**WHAT NEEDS TO BE DONE**
Print the full listing exactly.

**DATA LINES**
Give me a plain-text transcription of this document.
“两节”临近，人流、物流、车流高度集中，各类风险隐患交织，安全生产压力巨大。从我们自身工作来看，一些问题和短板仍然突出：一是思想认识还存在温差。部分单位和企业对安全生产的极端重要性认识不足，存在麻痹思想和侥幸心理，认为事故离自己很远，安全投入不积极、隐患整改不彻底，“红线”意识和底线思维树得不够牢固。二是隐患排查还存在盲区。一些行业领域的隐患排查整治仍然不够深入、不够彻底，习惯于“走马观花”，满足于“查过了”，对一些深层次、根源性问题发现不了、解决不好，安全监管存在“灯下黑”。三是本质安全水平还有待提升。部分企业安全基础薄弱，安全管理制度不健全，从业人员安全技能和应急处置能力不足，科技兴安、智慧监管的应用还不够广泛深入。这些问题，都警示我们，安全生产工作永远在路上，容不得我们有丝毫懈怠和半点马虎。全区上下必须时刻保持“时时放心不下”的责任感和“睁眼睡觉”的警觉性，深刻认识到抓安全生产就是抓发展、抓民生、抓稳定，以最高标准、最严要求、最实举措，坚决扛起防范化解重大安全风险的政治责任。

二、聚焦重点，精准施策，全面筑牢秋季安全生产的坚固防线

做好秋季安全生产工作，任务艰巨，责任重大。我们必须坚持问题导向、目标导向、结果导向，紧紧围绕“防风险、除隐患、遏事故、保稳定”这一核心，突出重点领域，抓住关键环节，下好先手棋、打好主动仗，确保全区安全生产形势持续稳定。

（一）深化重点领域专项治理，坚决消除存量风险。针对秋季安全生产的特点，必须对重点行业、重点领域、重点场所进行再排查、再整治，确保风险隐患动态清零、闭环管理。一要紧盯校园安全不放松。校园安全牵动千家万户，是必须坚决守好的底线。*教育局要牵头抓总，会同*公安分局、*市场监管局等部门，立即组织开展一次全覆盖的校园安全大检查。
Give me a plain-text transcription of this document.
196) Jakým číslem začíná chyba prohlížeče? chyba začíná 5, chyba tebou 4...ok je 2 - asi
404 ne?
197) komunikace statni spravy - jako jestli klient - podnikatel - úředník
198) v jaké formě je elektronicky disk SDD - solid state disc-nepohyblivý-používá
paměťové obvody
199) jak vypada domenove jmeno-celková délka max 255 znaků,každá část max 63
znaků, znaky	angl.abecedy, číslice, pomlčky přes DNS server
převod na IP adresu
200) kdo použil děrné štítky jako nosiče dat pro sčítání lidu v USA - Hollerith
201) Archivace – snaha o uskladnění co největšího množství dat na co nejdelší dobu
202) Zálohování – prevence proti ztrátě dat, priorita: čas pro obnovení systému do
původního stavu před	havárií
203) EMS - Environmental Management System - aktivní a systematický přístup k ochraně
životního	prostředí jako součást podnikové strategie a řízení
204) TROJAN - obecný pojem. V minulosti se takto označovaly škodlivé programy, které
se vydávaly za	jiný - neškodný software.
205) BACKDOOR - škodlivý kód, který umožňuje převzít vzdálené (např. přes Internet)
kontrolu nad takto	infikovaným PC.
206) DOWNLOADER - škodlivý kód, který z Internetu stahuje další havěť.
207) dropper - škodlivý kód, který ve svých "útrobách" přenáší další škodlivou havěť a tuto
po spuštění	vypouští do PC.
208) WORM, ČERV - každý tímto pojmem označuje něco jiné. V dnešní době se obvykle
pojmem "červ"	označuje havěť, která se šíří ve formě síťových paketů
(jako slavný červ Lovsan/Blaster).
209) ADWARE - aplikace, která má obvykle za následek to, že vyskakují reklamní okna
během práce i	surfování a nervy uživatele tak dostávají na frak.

**SOLUTION**
Give me a plain-text transcription of this document.
“两节”临近，人流、物流、车流高度集中，各类风险隐患交织，安全生产压力巨大。从我们自身工作来看，一些问题和短板仍然突出：一是思想认识还存在温差。部分单位和企业对安全生产的极端重要性认识不足，存在麻痹思想和侥幸心理，认为事故离自己很远，安全投入不积极、隐患整改不彻底，“红线”意识和底线思维树得不够牢固。二是隐患排查还存在盲区。一些行业领域的隐患排查整治仍然不够深入、不够彻底，习惯于“走马观花”，满足于“查过了”，对一些深层次、根源性问题发现不了、解决不好，安全监管存在“灯下黑”。三是本质安全水平还有待提升。部分企业安全基础薄弱，安全管理制度不健全，从业人员安全技能和应急处置能力不足，科技兴安、智慧监管的应用还不够广泛深入。这些问题，都警示我们，安全生产工作永远在路上，容不得我们有丝毫懈怠和半点马虎。全区上下必须时刻保持“时时放心不下”的责任感和“睁眼睡觉”的警觉性，深刻认识到抓安全生产就是抓发展、抓民生、抓稳定，以最高标准、最严要求、最实举措，坚决扛起防范化解重大安全风险的政治责任。

二、聚焦重点，精准施策，全面筑牢秋季安全生产的坚固防线

做好秋季安全生产工作，任务艰巨，责任重大。我们必须坚持问题导向、目标导向、结果导向，紧紧围绕“防风险、除隐患、遏事故、保稳定”这一核心，突出重点领域，抓住关键环节，下好先手棋、打好主动仗，确保全区安全生产形势持续稳定。

（一）深化重点领域专项治理，坚决消除存量风险。针对秋季安全生产的特点，必须对重点行业、重点领域、重点场所进行再排查、再整治，确保风险隐患动态清零、闭环管理。一要紧盯校园安全不放松。校园安全牵动千家万户，是必须坚决守好的底线。*教育局要牵头抓总，会同*公安分局、*市场监管局等部门，立即组织开展一次全覆盖的校园安全大检查。
Give me a plain-text transcription of this document.
196) Jakým číslem začíná chyba prohlížeče? chyba začíná 5, chyba tebou 4...ok je 2 - asi
404 ne?
197) komunikace statni spravy - jako jestli klient - podnikatel - úředník
198) v jaké formě je elektronicky disk SDD - solid state disc-nepohyblivý-používá
paměťové obvody
199) jak vypada domenove jmeno-celková délka max 255 znaků,každá část max 63
znaků, znaky	angl.abecedy, číslice, pomlčky přes DNS server
převod na IP adresu
200) kdo použil děrné štítky jako nosiče dat pro sčítání lidu v USA - Hollerith
201) Archivace – snaha o uskladnění co největšího množství dat na co nejdelší dobu
202) Zálohování – prevence proti ztrátě dat, priorita: čas pro obnovení systému do
původního stavu před	havárií
203) EMS - Environmental Management System - aktivní a systematický přístup k ochraně
životního	prostředí jako součást podnikové strategie a řízení
204) TROJAN - obecný pojem. V minulosti se takto označovaly škodlivé programy, které
se vydávaly za	jiný - neškodný software.
205) BACKDOOR - škodlivý kód, který umožňuje převzít vzdálené (např. přes Internet)
kontrolu nad takto	infikovaným PC.
206) DOWNLOADER - škodlivý kód, který z Internetu stahuje další havěť.
207) dropper - škodlivý kód, který ve svých "útrobách" přenáší další škodlivou havěť a tuto
po spuštění	vypouští do PC.
208) WORM, ČERV - každý tímto pojmem označuje něco jiné. V dnešní době se obvykle
pojmem "červ"	označuje havěť, která se šíří ve formě síťových paketů
(jako slavný červ Lovsan/Blaster).
209) ADWARE - aplikace, která má obvykle za následek to, že vyskakují reklamní okna
během práce i	surfování a nervy uživatele tak dostávají na frak.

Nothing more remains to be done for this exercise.